Find the word "저수율이" in the data. Return every line where it appears.

# START OF Given entries

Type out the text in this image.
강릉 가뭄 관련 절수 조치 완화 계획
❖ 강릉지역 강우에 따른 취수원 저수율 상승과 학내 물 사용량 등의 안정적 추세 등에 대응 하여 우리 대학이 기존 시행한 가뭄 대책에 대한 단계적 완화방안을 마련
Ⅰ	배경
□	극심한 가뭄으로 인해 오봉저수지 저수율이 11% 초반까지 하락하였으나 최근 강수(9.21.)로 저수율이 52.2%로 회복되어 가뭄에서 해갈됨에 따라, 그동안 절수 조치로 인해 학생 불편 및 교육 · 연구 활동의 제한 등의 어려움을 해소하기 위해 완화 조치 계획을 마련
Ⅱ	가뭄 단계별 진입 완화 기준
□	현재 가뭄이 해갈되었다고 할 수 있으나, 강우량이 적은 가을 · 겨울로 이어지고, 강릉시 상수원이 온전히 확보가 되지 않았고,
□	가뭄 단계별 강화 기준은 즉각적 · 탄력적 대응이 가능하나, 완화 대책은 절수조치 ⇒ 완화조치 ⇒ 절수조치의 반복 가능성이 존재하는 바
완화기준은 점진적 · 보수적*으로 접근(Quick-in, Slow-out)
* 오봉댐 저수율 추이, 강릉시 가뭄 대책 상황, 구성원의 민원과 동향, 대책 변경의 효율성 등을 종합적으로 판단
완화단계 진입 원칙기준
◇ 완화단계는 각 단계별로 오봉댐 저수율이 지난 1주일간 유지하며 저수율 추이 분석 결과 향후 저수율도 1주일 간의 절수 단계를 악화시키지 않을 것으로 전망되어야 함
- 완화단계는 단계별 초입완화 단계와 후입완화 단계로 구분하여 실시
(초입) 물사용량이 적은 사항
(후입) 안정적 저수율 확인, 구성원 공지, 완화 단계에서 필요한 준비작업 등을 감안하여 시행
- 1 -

# END OF Given entries

**Solution for this task**.
□	극심한 가뭄으로 인해 오봉저수지 저수율이 11% 초반까지 하락하였으나 최근 강수(9.21.)로 저수율이 52.2%로 회복되어 가뭄에서 해갈됨에 따라, 그동안 절수 조치로 인해 학생 불편 및 교육 · 연구 활동의 제한 등의 어려움을 해소하기 위해 완화 조치 계획을 마련
◇ 완화단계는 각 단계별로 오봉댐 저수율이 지난 1주일간 유지하며 저수율 추이 분석 결과 향후 저수율도 1주일 간의 절수 단계를 악화시키지 않을 것으로 전망되어야 함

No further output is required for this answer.